Problem to solve: Keep only the lines where "name" appears.

Supplied material:
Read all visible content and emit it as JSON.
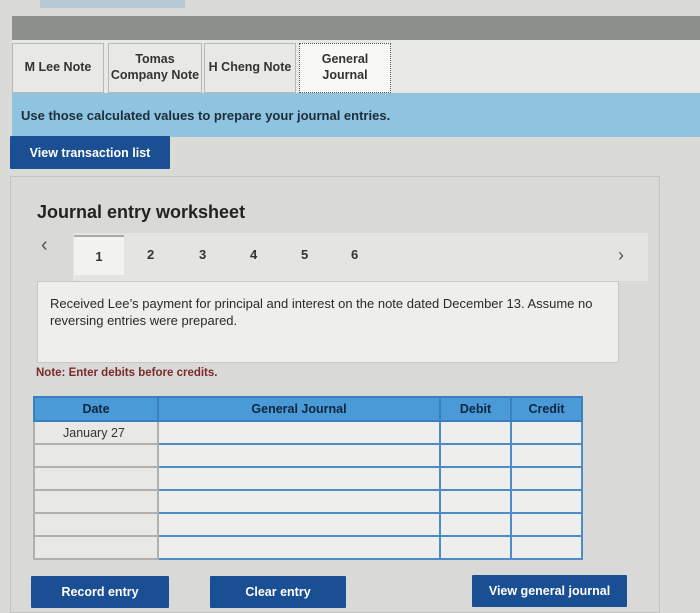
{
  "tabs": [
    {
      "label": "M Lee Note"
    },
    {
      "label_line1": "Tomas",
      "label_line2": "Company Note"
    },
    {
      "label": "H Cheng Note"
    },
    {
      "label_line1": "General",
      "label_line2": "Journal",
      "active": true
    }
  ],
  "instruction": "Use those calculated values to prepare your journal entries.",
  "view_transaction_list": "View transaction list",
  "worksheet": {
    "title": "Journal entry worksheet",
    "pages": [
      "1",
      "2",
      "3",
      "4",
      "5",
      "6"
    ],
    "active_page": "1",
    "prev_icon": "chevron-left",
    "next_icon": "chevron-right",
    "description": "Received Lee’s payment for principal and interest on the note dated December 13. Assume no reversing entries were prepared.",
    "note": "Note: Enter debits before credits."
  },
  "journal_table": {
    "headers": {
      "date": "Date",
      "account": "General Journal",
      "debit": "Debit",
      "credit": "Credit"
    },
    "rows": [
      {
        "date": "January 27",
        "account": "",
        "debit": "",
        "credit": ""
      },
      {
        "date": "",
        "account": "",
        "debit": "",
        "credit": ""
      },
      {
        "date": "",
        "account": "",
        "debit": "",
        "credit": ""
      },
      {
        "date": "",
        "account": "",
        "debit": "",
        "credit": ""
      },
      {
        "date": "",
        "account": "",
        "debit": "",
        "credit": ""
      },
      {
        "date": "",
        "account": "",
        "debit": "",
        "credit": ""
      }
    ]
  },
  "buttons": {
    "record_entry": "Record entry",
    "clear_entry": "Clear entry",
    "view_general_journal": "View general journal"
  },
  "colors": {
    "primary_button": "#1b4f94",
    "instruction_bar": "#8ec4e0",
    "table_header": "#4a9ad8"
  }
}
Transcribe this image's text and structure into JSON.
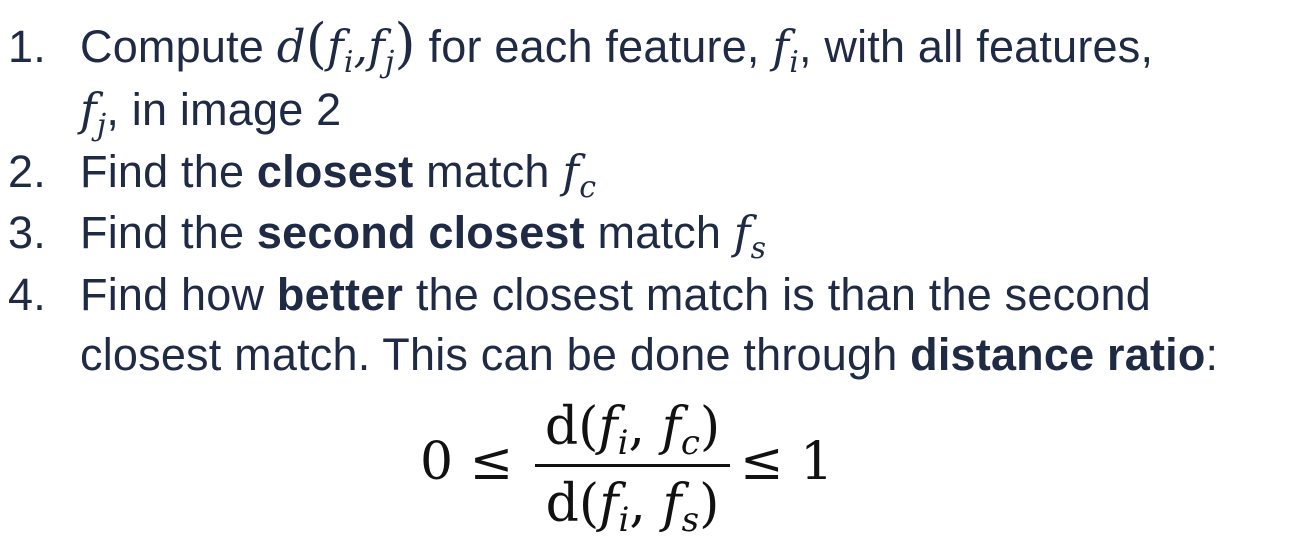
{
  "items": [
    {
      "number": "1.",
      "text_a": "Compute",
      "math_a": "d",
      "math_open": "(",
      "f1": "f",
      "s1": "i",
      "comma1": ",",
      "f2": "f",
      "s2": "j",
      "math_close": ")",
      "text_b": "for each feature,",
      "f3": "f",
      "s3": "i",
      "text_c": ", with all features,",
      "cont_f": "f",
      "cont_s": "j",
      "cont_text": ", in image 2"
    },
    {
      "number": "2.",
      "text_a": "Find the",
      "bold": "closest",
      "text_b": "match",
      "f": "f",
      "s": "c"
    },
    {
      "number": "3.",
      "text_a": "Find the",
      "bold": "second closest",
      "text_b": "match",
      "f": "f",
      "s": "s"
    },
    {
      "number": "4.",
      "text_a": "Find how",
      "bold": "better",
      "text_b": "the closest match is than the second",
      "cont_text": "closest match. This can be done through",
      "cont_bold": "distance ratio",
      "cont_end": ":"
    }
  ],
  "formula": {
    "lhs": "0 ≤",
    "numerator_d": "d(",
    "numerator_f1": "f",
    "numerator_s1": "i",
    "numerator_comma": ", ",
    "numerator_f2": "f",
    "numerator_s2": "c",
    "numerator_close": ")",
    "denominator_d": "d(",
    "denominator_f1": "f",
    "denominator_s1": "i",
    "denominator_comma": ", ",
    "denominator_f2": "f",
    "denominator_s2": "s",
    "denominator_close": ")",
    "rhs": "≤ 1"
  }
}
==
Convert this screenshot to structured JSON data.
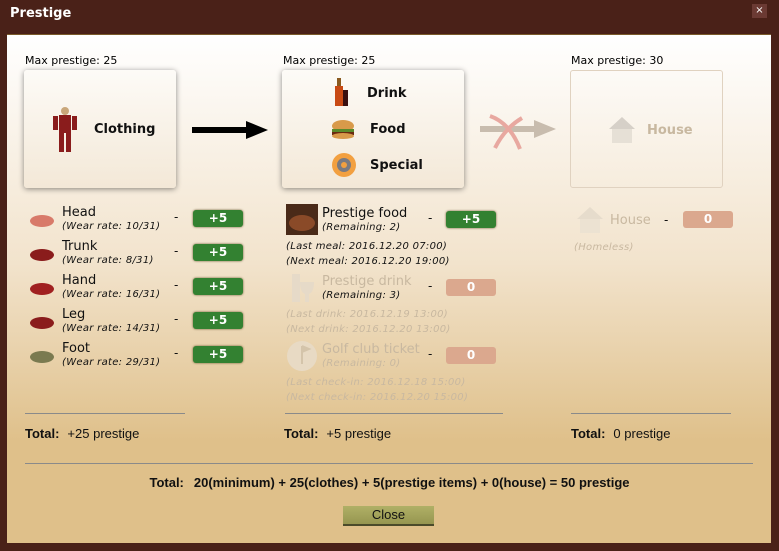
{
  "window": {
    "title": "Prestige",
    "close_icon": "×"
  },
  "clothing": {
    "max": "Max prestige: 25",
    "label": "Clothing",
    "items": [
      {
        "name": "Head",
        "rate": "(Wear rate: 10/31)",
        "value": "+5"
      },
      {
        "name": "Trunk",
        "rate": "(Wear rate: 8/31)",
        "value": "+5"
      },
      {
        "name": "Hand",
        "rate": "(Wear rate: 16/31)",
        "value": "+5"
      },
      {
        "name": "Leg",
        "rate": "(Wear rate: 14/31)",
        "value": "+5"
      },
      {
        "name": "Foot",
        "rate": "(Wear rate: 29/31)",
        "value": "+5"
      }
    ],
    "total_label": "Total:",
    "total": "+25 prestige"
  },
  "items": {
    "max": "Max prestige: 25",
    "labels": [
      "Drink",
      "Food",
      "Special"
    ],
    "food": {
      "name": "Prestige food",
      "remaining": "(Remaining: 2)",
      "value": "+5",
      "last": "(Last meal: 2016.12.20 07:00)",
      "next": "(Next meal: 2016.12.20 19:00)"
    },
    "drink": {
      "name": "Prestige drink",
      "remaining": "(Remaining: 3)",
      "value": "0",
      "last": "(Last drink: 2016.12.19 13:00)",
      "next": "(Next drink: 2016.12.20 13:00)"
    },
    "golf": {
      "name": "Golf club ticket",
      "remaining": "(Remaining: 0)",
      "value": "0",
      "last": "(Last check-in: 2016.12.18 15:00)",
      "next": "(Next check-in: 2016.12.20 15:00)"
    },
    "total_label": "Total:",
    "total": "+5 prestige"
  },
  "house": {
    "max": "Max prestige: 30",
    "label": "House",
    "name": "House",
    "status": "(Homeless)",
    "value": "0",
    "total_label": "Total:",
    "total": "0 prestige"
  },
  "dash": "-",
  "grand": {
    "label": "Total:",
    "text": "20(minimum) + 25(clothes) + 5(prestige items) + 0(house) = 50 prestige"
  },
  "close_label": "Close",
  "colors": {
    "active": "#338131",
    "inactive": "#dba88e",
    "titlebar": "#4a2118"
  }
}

Response to this task:
        "name": "Head",
        "name": "Trunk",
        "name": "Hand",
        "name": "Leg",
        "name": "Foot",
      "name": "Prestige food",
      "name": "Prestige drink",
      "name": "Golf club ticket",
    "name": "House",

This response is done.